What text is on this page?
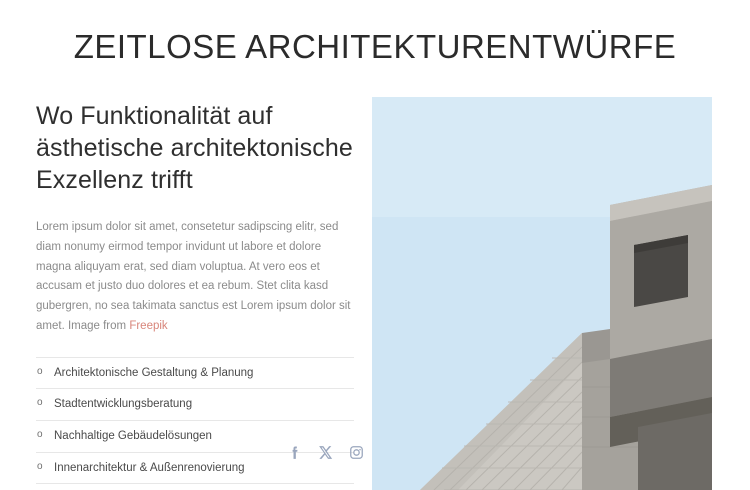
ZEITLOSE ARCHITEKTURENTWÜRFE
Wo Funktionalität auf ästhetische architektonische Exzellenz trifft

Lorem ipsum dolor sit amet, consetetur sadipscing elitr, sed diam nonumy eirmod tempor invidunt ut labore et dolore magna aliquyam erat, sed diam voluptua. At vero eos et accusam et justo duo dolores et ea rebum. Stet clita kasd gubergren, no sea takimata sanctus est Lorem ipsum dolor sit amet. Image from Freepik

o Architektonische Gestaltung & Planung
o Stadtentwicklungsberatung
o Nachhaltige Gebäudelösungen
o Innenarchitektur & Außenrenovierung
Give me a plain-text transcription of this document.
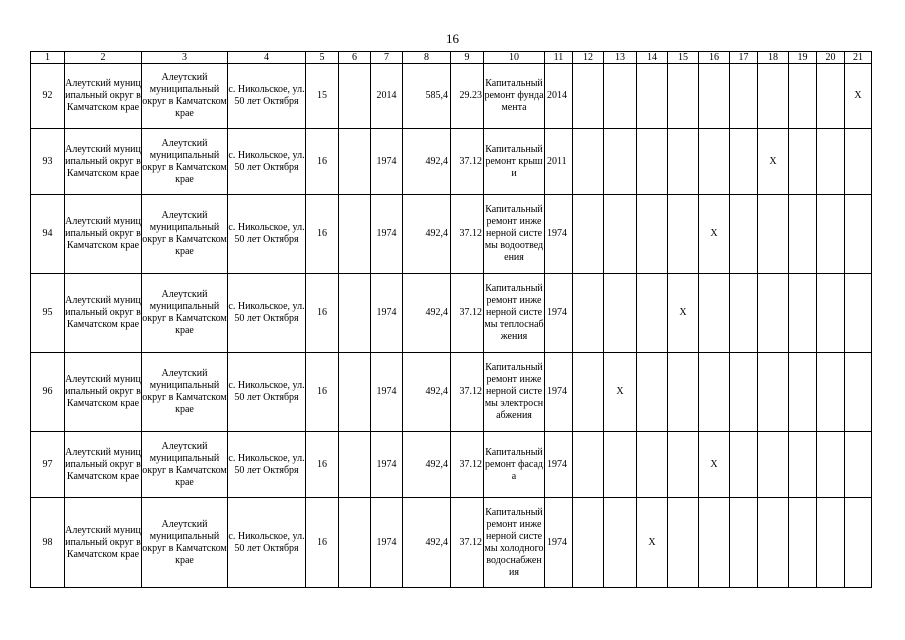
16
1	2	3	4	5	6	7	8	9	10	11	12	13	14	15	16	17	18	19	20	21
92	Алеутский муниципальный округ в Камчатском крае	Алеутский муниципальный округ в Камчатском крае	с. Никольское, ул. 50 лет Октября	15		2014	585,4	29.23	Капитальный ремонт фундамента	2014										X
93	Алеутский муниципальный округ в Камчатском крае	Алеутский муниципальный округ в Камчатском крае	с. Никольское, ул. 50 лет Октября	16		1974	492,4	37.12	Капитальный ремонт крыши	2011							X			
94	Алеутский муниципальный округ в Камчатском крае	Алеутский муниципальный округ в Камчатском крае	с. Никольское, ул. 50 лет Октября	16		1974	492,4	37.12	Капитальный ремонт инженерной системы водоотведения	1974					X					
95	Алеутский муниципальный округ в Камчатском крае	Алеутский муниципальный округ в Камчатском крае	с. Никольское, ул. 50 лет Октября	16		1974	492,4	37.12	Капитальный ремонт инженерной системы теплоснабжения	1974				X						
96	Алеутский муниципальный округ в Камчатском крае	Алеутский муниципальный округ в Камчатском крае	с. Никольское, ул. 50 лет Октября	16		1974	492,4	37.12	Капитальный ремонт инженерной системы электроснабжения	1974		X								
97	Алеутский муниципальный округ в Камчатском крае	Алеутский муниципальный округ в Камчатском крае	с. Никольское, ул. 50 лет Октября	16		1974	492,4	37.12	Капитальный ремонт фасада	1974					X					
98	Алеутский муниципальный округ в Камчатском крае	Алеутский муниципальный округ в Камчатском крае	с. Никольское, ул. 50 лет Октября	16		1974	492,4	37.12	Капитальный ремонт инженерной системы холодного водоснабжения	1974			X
========================
YOUR INSTRUCTIONS: Skip the pictures and print each record exactly as it stands.

EXPECTED ANSWER:
What text is on this page?
ZEITLOSE ARCHITEKTURENTWÜRFE
Wo Funktionalität auf ästhetische architektonische Exzellenz trifft

Lorem ipsum dolor sit amet, consetetur sadipscing elitr, sed diam nonumy eirmod tempor invidunt ut labore et dolore magna aliquyam erat, sed diam voluptua. At vero eos et accusam et justo duo dolores et ea rebum. Stet clita kasd gubergren, no sea takimata sanctus est Lorem ipsum dolor sit amet. Image from Freepik

o Architektonische Gestaltung & Planung
o Stadtentwicklungsberatung
o Nachhaltige Gebäudelösungen
o Innenarchitektur & Außenrenovierung
Give me a plain-text transcription of this document.
16
1	2	3	4	5	6	7	8	9	10	11	12	13	14	15	16	17	18	19	20	21
92	Алеутский муниципальный округ в Камчатском крае	Алеутский муниципальный округ в Камчатском крае	с. Никольское, ул. 50 лет Октября	15		2014	585,4	29.23	Капитальный ремонт фундамента	2014										X
93	Алеутский муниципальный округ в Камчатском крае	Алеутский муниципальный округ в Камчатском крае	с. Никольское, ул. 50 лет Октября	16		1974	492,4	37.12	Капитальный ремонт крыши	2011							X			
94	Алеутский муниципальный округ в Камчатском крае	Алеутский муниципальный округ в Камчатском крае	с. Никольское, ул. 50 лет Октября	16		1974	492,4	37.12	Капитальный ремонт инженерной системы водоотведения	1974					X					
95	Алеутский муниципальный округ в Камчатском крае	Алеутский муниципальный округ в Камчатском крае	с. Никольское, ул. 50 лет Октября	16		1974	492,4	37.12	Капитальный ремонт инженерной системы теплоснабжения	1974				X						
96	Алеутский муниципальный округ в Камчатском крае	Алеутский муниципальный округ в Камчатском крае	с. Никольское, ул. 50 лет Октября	16		1974	492,4	37.12	Капитальный ремонт инженерной системы электроснабжения	1974		X								
97	Алеутский муниципальный округ в Камчатском крае	Алеутский муниципальный округ в Камчатском крае	с. Никольское, ул. 50 лет Октября	16		1974	492,4	37.12	Капитальный ремонт фасада	1974					X					
98	Алеутский муниципальный округ в Камчатском крае	Алеутский муниципальный округ в Камчатском крае	с. Никольское, ул. 50 лет Октября	16		1974	492,4	37.12	Капитальный ремонт инженерной системы холодного водоснабжения	1974			X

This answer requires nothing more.